Source data:
-- BEGIN --

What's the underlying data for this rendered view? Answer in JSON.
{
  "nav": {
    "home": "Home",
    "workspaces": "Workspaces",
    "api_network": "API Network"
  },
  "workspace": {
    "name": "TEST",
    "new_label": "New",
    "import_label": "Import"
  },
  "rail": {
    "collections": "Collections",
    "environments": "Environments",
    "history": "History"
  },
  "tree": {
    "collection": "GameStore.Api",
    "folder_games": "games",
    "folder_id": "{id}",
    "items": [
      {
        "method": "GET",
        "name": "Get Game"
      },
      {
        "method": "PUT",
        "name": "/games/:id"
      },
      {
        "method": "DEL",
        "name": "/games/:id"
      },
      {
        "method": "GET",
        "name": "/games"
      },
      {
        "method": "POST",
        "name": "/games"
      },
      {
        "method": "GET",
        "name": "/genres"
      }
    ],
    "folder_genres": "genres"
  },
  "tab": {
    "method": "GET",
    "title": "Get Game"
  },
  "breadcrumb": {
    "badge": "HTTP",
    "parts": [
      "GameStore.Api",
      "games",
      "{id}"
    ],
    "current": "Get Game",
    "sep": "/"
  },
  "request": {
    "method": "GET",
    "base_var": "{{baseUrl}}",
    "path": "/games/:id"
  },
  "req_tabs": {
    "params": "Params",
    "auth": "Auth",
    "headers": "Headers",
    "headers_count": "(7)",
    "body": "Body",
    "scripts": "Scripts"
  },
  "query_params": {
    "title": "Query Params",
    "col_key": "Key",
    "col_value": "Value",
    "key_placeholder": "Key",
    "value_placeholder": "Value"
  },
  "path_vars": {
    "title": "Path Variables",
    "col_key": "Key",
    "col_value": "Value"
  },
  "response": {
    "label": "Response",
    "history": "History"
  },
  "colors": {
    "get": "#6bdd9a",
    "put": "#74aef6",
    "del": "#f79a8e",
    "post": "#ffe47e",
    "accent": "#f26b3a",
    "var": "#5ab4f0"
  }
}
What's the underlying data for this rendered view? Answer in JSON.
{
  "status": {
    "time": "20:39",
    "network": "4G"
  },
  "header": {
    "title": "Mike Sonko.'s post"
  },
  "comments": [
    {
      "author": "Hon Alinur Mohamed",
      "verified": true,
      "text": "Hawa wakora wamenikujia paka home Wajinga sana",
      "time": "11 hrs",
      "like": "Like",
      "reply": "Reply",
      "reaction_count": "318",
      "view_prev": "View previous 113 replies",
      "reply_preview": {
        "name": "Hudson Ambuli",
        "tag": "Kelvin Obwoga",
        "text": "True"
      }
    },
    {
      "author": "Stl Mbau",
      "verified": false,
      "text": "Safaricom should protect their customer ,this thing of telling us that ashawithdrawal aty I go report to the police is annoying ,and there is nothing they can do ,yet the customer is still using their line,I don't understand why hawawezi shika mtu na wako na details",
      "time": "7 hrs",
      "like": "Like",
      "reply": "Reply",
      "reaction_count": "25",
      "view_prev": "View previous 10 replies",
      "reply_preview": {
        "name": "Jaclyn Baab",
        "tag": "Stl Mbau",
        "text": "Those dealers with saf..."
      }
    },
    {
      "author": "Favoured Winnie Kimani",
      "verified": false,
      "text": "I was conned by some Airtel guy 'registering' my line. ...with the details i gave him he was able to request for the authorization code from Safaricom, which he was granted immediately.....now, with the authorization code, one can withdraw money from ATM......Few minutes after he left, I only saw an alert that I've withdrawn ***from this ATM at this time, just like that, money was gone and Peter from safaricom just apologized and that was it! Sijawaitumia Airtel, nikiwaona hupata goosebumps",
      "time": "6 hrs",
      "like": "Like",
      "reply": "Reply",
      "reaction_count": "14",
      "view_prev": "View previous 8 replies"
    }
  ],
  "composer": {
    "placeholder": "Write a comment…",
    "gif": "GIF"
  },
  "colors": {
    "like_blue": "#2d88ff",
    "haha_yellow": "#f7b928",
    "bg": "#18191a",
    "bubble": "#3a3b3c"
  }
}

-- END --

Stated task:
Copy all the entries verbatim.

Final result:
What's the underlying data for this rendered view? Answer in JSON.
{
  "nav": {
    "home": "Home",
    "workspaces": "Workspaces",
    "api_network": "API Network"
  },
  "workspace": {
    "name": "TEST",
    "new_label": "New",
    "import_label": "Import"
  },
  "rail": {
    "collections": "Collections",
    "environments": "Environments",
    "history": "History"
  },
  "tree": {
    "collection": "GameStore.Api",
    "folder_games": "games",
    "folder_id": "{id}",
    "items": [
      {
        "method": "GET",
        "name": "Get Game"
      },
      {
        "method": "PUT",
        "name": "/games/:id"
      },
      {
        "method": "DEL",
        "name": "/games/:id"
      },
      {
        "method": "GET",
        "name": "/games"
      },
      {
        "method": "POST",
        "name": "/games"
      },
      {
        "method": "GET",
        "name": "/genres"
      }
    ],
    "folder_genres": "genres"
  },
  "tab": {
    "method": "GET",
    "title": "Get Game"
  },
  "breadcrumb": {
    "badge": "HTTP",
    "parts": [
      "GameStore.Api",
      "games",
      "{id}"
    ],
    "current": "Get Game",
    "sep": "/"
  },
  "request": {
    "method": "GET",
    "base_var": "{{baseUrl}}",
    "path": "/games/:id"
  },
  "req_tabs": {
    "params": "Params",
    "auth": "Auth",
    "headers": "Headers",
    "headers_count": "(7)",
    "body": "Body",
    "scripts": "Scripts"
  },
  "query_params": {
    "title": "Query Params",
    "col_key": "Key",
    "col_value": "Value",
    "key_placeholder": "Key",
    "value_placeholder": "Value"
  },
  "path_vars": {
    "title": "Path Variables",
    "col_key": "Key",
    "col_value": "Value"
  },
  "response": {
    "label": "Response",
    "history": "History"
  },
  "colors": {
    "get": "#6bdd9a",
    "put": "#74aef6",
    "del": "#f79a8e",
    "post": "#ffe47e",
    "accent": "#f26b3a",
    "var": "#5ab4f0"
  }
}
What's the underlying data for this rendered view? Answer in JSON.
{
  "status": {
    "time": "20:39",
    "network": "4G"
  },
  "header": {
    "title": "Mike Sonko.'s post"
  },
  "comments": [
    {
      "author": "Hon Alinur Mohamed",
      "verified": true,
      "text": "Hawa wakora wamenikujia paka home Wajinga sana",
      "time": "11 hrs",
      "like": "Like",
      "reply": "Reply",
      "reaction_count": "318",
      "view_prev": "View previous 113 replies",
      "reply_preview": {
        "name": "Hudson Ambuli",
        "tag": "Kelvin Obwoga",
        "text": "True"
      }
    },
    {
      "author": "Stl Mbau",
      "verified": false,
      "text": "Safaricom should protect their customer ,this thing of telling us that ashawithdrawal aty I go report to the police is annoying ,and there is nothing they can do ,yet the customer is still using their line,I don't understand why hawawezi shika mtu na wako na details",
      "time": "7 hrs",
      "like": "Like",
      "reply": "Reply",
      "reaction_count": "25",
      "view_prev": "View previous 10 replies",
      "reply_preview": {
        "name": "Jaclyn Baab",
        "tag": "Stl Mbau",
        "text": "Those dealers with saf..."
      }
    },
    {
      "author": "Favoured Winnie Kimani",
      "verified": false,
      "text": "I was conned by some Airtel guy 'registering' my line. ...with the details i gave him he was able to request for the authorization code from Safaricom, which he was granted immediately.....now, with the authorization code, one can withdraw money from ATM......Few minutes after he left, I only saw an alert that I've withdrawn ***from this ATM at this time, just like that, money was gone and Peter from safaricom just apologized and that was it! Sijawaitumia Airtel, nikiwaona hupata goosebumps",
      "time": "6 hrs",
      "like": "Like",
      "reply": "Reply",
      "reaction_count": "14",
      "view_prev": "View previous 8 replies"
    }
  ],
  "composer": {
    "placeholder": "Write a comment…",
    "gif": "GIF"
  },
  "colors": {
    "like_blue": "#2d88ff",
    "haha_yellow": "#f7b928",
    "bg": "#18191a",
    "bubble": "#3a3b3c"
  }
}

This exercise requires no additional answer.